- _DATA TO PROCESS_:
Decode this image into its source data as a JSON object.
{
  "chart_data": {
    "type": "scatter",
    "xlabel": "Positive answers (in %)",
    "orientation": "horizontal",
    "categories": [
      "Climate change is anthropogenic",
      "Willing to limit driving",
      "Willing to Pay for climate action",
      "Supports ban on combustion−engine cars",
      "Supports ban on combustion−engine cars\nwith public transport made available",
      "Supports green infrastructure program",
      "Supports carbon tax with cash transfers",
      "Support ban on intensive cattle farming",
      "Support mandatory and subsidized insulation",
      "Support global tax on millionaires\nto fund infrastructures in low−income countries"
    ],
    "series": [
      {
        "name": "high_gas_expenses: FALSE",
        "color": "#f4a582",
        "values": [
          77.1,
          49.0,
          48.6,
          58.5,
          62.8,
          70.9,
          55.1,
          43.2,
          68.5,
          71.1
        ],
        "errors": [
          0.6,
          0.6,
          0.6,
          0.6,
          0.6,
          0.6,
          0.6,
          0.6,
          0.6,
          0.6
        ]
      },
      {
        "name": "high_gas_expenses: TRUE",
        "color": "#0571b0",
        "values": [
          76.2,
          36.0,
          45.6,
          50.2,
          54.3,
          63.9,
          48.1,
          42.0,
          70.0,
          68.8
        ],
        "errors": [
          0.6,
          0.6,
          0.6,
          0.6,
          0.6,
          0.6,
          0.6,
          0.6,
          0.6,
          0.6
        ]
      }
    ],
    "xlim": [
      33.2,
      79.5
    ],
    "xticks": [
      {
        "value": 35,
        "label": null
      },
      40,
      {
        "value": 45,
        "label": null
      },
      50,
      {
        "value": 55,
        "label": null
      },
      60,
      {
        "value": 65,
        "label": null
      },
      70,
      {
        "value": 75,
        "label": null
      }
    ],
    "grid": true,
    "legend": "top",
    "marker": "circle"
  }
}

- _WHAT THIS TASK INVOLVES_:
Copy each entry exactly, with nothing added or dropped.

- _SOLUTION BELOW_:
Decode this image into its source data as a JSON object.
{
  "chart_data": {
    "type": "scatter",
    "xlabel": "Positive answers (in %)",
    "orientation": "horizontal",
    "categories": [
      "Climate change is anthropogenic",
      "Willing to limit driving",
      "Willing to Pay for climate action",
      "Supports ban on combustion−engine cars",
      "Supports ban on combustion−engine cars\nwith public transport made available",
      "Supports green infrastructure program",
      "Supports carbon tax with cash transfers",
      "Support ban on intensive cattle farming",
      "Support mandatory and subsidized insulation",
      "Support global tax on millionaires\nto fund infrastructures in low−income countries"
    ],
    "series": [
      {
        "name": "high_gas_expenses: FALSE",
        "color": "#f4a582",
        "values": [
          77.1,
          49.0,
          48.6,
          58.5,
          62.8,
          70.9,
          55.1,
          43.2,
          68.5,
          71.1
        ],
        "errors": [
          0.6,
          0.6,
          0.6,
          0.6,
          0.6,
          0.6,
          0.6,
          0.6,
          0.6,
          0.6
        ]
      },
      {
        "name": "high_gas_expenses: TRUE",
        "color": "#0571b0",
        "values": [
          76.2,
          36.0,
          45.6,
          50.2,
          54.3,
          63.9,
          48.1,
          42.0,
          70.0,
          68.8
        ],
        "errors": [
          0.6,
          0.6,
          0.6,
          0.6,
          0.6,
          0.6,
          0.6,
          0.6,
          0.6,
          0.6
        ]
      }
    ],
    "xlim": [
      33.2,
      79.5
    ],
    "xticks": [
      {
        "value": 35,
        "label": null
      },
      40,
      {
        "value": 45,
        "label": null
      },
      50,
      {
        "value": 55,
        "label": null
      },
      60,
      {
        "value": 65,
        "label": null
      },
      70,
      {
        "value": 75,
        "label": null
      }
    ],
    "grid": true,
    "legend": "top",
    "marker": "circle"
  }
}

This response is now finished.